--- BEGIN DATA SUPPLIED ---
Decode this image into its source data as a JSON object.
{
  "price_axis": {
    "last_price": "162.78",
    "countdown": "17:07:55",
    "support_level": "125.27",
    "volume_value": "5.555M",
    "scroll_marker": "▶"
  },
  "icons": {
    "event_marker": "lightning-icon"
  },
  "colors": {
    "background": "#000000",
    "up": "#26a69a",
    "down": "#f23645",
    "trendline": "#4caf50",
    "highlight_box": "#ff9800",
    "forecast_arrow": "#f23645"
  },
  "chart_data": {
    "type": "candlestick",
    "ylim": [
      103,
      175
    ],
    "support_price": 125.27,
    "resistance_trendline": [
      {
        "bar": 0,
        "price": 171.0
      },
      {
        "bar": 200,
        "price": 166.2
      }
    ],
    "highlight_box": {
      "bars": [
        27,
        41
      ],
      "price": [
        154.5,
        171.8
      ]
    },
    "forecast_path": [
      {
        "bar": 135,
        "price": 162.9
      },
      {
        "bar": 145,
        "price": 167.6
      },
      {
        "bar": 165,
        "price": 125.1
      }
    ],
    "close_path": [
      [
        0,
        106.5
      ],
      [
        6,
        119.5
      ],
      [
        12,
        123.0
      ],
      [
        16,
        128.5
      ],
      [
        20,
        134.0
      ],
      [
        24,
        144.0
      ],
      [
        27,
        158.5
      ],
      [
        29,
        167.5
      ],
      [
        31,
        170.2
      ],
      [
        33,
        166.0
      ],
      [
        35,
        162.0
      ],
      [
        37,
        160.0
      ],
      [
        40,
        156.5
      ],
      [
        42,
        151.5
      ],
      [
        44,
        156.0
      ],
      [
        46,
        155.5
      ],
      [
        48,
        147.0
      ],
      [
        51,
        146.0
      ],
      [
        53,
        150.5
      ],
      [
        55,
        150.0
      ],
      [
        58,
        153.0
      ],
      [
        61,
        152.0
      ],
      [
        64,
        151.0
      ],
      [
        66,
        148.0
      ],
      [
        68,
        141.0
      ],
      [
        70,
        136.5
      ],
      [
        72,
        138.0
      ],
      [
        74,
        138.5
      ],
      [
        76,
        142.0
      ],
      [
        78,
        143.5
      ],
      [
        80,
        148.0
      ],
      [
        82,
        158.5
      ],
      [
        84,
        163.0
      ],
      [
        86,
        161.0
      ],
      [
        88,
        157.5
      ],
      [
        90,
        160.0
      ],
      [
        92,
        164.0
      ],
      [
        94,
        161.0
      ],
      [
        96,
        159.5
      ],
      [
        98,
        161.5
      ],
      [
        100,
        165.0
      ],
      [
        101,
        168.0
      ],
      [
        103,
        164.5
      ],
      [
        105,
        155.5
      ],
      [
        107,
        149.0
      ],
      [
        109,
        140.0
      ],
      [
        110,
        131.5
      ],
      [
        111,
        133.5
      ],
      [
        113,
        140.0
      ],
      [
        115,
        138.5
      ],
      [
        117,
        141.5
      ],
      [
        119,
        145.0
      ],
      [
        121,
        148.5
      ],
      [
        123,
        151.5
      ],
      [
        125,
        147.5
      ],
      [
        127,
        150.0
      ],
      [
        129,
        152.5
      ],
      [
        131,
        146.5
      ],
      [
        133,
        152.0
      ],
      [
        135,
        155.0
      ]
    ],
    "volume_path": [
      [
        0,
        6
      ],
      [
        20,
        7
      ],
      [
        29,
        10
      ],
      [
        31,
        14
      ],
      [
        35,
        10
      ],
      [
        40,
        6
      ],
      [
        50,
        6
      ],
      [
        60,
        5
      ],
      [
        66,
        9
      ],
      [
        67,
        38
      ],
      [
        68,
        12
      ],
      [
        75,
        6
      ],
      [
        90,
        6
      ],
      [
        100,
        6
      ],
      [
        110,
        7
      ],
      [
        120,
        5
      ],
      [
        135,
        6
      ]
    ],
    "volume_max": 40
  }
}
--- END DATA SUPPLIED ---
▶ **WRITTEN PROBLEM**
Set down every record above exactly as given.

▶ **WRITTEN ANSWER**
Decode this image into its source data as a JSON object.
{
  "price_axis": {
    "last_price": "162.78",
    "countdown": "17:07:55",
    "support_level": "125.27",
    "volume_value": "5.555M",
    "scroll_marker": "▶"
  },
  "icons": {
    "event_marker": "lightning-icon"
  },
  "colors": {
    "background": "#000000",
    "up": "#26a69a",
    "down": "#f23645",
    "trendline": "#4caf50",
    "highlight_box": "#ff9800",
    "forecast_arrow": "#f23645"
  },
  "chart_data": {
    "type": "candlestick",
    "ylim": [
      103,
      175
    ],
    "support_price": 125.27,
    "resistance_trendline": [
      {
        "bar": 0,
        "price": 171.0
      },
      {
        "bar": 200,
        "price": 166.2
      }
    ],
    "highlight_box": {
      "bars": [
        27,
        41
      ],
      "price": [
        154.5,
        171.8
      ]
    },
    "forecast_path": [
      {
        "bar": 135,
        "price": 162.9
      },
      {
        "bar": 145,
        "price": 167.6
      },
      {
        "bar": 165,
        "price": 125.1
      }
    ],
    "close_path": [
      [
        0,
        106.5
      ],
      [
        6,
        119.5
      ],
      [
        12,
        123.0
      ],
      [
        16,
        128.5
      ],
      [
        20,
        134.0
      ],
      [
        24,
        144.0
      ],
      [
        27,
        158.5
      ],
      [
        29,
        167.5
      ],
      [
        31,
        170.2
      ],
      [
        33,
        166.0
      ],
      [
        35,
        162.0
      ],
      [
        37,
        160.0
      ],
      [
        40,
        156.5
      ],
      [
        42,
        151.5
      ],
      [
        44,
        156.0
      ],
      [
        46,
        155.5
      ],
      [
        48,
        147.0
      ],
      [
        51,
        146.0
      ],
      [
        53,
        150.5
      ],
      [
        55,
        150.0
      ],
      [
        58,
        153.0
      ],
      [
        61,
        152.0
      ],
      [
        64,
        151.0
      ],
      [
        66,
        148.0
      ],
      [
        68,
        141.0
      ],
      [
        70,
        136.5
      ],
      [
        72,
        138.0
      ],
      [
        74,
        138.5
      ],
      [
        76,
        142.0
      ],
      [
        78,
        143.5
      ],
      [
        80,
        148.0
      ],
      [
        82,
        158.5
      ],
      [
        84,
        163.0
      ],
      [
        86,
        161.0
      ],
      [
        88,
        157.5
      ],
      [
        90,
        160.0
      ],
      [
        92,
        164.0
      ],
      [
        94,
        161.0
      ],
      [
        96,
        159.5
      ],
      [
        98,
        161.5
      ],
      [
        100,
        165.0
      ],
      [
        101,
        168.0
      ],
      [
        103,
        164.5
      ],
      [
        105,
        155.5
      ],
      [
        107,
        149.0
      ],
      [
        109,
        140.0
      ],
      [
        110,
        131.5
      ],
      [
        111,
        133.5
      ],
      [
        113,
        140.0
      ],
      [
        115,
        138.5
      ],
      [
        117,
        141.5
      ],
      [
        119,
        145.0
      ],
      [
        121,
        148.5
      ],
      [
        123,
        151.5
      ],
      [
        125,
        147.5
      ],
      [
        127,
        150.0
      ],
      [
        129,
        152.5
      ],
      [
        131,
        146.5
      ],
      [
        133,
        152.0
      ],
      [
        135,
        155.0
      ]
    ],
    "volume_path": [
      [
        0,
        6
      ],
      [
        20,
        7
      ],
      [
        29,
        10
      ],
      [
        31,
        14
      ],
      [
        35,
        10
      ],
      [
        40,
        6
      ],
      [
        50,
        6
      ],
      [
        60,
        5
      ],
      [
        66,
        9
      ],
      [
        67,
        38
      ],
      [
        68,
        12
      ],
      [
        75,
        6
      ],
      [
        90,
        6
      ],
      [
        100,
        6
      ],
      [
        110,
        7
      ],
      [
        120,
        5
      ],
      [
        135,
        6
      ]
    ],
    "volume_max": 40
  }
}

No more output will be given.